Le point culminant du Danemark, le Yding Skovhoj, trône à une altitude de 173 mètres. Cela n’a pas empêché le pays d’engendrer l’un des meilleurs escaladeurs de la planète avec Jonas Vingegaard qui, sur cette Grande Boucle, a pris l’avantage dans les Alpes pour mieux assommer la concurrence dans les Pyrénées.
En l’absence de pentes, le pâle et frêle Danois (1,75 m pour 60 kg) a développé ses capacités en roulant contre le vent qui souffle en permanence à Hillerslev, le village de 370 habitants au nord-ouest du pays, où il est né il y a 25 ans.
“Toujours le plus petit et le moins costaud de la bande”
Au début, il galère avec son poids plume, ce qui explique qu’il ne figure pas parmi les meilleurs dans les catégories de jeunes. Déjà au foot, qu’il pratiquait avant de découvrir le vélo, il était “toujours le plus petit et le moins costaud de la bande”, se rappelle-t-il.
À l’adolescence, alors qu’il commence à montrer des aptitudes en cyclisme, ses parents, Claus et Karina Vingegaard, l’emmènent dans les Alpes françaises pour des vacances en camping-car. Une révélation.
* * *
• _Objectif_: Reprenez le texte sur Jonas Vingegaard après sa dernière phrase et poursuivez-le. Les lignes ci-dessous ne sont pas nécessaires.
* * *
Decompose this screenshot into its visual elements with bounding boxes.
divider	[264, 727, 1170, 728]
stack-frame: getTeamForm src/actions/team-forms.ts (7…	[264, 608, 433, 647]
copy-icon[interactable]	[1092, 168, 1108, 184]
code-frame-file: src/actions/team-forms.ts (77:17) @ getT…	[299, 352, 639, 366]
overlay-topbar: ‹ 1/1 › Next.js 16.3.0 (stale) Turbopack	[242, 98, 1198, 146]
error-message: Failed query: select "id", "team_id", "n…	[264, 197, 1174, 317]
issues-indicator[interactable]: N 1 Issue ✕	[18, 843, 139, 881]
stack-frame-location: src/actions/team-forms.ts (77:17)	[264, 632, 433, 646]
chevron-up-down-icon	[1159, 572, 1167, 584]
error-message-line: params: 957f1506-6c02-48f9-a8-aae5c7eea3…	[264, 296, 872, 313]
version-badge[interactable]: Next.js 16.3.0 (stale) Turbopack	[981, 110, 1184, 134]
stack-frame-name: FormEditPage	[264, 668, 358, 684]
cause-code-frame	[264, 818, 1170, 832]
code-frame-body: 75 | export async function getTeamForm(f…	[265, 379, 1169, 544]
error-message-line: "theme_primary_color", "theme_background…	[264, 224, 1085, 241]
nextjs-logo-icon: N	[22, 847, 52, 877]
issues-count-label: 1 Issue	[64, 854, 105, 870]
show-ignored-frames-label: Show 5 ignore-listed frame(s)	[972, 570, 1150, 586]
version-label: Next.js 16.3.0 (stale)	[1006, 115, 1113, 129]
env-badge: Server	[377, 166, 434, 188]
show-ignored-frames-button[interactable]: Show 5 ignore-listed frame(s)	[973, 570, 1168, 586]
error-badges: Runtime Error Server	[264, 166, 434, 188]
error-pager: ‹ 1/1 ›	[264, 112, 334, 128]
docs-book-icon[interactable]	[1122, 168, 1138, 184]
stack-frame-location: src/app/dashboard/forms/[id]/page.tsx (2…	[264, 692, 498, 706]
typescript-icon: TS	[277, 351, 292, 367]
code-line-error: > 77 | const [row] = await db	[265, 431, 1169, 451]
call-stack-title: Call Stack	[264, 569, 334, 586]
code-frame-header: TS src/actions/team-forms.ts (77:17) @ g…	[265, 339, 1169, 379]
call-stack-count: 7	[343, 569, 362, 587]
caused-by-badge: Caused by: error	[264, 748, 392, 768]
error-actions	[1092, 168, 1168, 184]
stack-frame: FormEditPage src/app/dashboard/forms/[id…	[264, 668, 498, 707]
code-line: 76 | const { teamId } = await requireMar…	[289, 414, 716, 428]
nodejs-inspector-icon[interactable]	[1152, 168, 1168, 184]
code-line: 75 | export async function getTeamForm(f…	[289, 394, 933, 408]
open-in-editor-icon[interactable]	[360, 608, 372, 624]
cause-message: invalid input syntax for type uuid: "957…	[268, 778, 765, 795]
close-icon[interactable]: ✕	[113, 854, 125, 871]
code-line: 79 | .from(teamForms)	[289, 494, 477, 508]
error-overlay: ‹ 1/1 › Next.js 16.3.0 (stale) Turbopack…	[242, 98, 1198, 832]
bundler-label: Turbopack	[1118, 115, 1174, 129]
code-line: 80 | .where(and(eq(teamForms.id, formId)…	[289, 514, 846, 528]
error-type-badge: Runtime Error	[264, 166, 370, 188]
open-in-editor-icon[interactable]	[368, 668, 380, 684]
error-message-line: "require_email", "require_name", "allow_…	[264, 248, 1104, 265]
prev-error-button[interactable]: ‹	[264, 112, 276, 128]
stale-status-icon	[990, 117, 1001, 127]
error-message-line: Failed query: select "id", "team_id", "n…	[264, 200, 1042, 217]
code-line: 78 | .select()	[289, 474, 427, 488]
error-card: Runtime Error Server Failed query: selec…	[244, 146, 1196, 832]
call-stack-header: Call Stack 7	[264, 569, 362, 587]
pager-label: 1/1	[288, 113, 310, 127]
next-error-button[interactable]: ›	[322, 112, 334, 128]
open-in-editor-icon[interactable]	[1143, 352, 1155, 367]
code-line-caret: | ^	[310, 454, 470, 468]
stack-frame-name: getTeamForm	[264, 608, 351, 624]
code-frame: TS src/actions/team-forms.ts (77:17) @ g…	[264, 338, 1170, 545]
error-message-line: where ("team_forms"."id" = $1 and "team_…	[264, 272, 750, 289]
* * *
• _Réponse attendue_:
“On allait là-bas pour qu’il s’entraîne. Au début, je grimpais avec lui mais il avait fait cinq ou six allers-retours le temps que j’arrive au sommet ! On a grimpé le Glandon, le Galibier. Puis, à partir de 2015, on a passé tous nos mois de juillet au camping de Bourg-Saint-Maurice. On a vu passer le Tour deux fois à l’Alpe d’Huez”, raconte dans le journal L’Équipe Claus, constructeur de fermes d’élevage de saumons, encore présent avec son épouse à l’Alpe d’Huez ce 14 juillet pour encourager leur fils.
Avec Jonas, on entre dans une nouvelle dimension. Au départ du Tour de France à Copenhague, il est acclamé comme jamais. Devant tant d’engouement, il verse une larme. Sensible, émotif et délicat.
À l’arrivée de chaque étape, son premier réflexe est de passer un coup de fil à sa compagne, Trine Hansen, et leur petite fille Frida qui l’ont rejoint samedi à Rocamadour pour une longue embrassade pleine de larmes. “Je leur dois tout, ce sont mes premiers supporters”, dit-il.
Alors que son grand rival Tadej Pogacar affiche un caractère joueur et habite à Monaco, Jonas Vingegaard fait dans la discrétion et réside toujours dans sa région natale.
Derrière le mouton, le loup
“Il sait qu’il y a des choses plus importantes que le vélo. Il est très famille”, rapporte son équipier Wout van Aert. Modeste aussi. Après avoir échangé avec Emmanuel Macron jeudi à Hautacam, Vingegaard lance à son équipe, tout étonné : “Il connaît mon nom !”
“Jonas a tendance à cacher ses émotions, on a travaillé ensemble pour qu’il s’ouvre plus et que ce ne soit pas toujours moi qui prenne les décisions”, confie sa campagne Trine, qui a neuf ans de plus que lui, au quotidien danois B.T. pendant le Tour de France.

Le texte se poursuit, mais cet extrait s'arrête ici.